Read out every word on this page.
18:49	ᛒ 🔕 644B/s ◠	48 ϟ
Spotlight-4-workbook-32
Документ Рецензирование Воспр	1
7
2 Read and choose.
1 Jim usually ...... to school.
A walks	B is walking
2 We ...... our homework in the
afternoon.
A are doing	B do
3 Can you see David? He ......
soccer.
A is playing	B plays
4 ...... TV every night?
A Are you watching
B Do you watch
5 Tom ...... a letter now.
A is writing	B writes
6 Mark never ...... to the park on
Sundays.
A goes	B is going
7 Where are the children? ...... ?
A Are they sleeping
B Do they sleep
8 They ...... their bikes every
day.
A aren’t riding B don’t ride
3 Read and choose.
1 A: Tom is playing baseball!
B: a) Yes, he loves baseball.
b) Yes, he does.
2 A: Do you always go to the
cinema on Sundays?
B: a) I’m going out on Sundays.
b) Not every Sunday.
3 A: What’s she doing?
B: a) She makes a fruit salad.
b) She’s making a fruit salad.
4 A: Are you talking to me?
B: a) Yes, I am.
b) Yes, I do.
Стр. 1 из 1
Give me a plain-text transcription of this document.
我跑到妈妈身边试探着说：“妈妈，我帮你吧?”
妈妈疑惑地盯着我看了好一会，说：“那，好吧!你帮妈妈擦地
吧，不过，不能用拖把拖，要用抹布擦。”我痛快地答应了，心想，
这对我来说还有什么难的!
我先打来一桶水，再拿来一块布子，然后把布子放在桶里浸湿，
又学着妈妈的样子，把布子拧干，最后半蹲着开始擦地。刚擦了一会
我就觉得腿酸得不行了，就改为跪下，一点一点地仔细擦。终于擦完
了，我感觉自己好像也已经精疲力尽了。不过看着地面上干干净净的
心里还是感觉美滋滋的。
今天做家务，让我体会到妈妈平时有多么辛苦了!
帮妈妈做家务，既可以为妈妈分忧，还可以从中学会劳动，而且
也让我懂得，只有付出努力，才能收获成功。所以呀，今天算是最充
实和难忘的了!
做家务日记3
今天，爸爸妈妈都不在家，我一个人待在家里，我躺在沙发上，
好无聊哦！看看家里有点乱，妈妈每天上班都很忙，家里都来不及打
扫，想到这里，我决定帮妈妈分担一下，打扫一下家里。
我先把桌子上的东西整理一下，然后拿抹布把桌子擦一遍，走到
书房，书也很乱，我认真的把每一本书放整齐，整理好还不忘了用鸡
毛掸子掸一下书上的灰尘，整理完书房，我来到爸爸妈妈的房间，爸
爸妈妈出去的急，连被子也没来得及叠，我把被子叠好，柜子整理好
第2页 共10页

──────────

## Goal of the exercise
Determine how many lines in the listing above hold the word "playing", answering with the number only.

## Exercise answer
2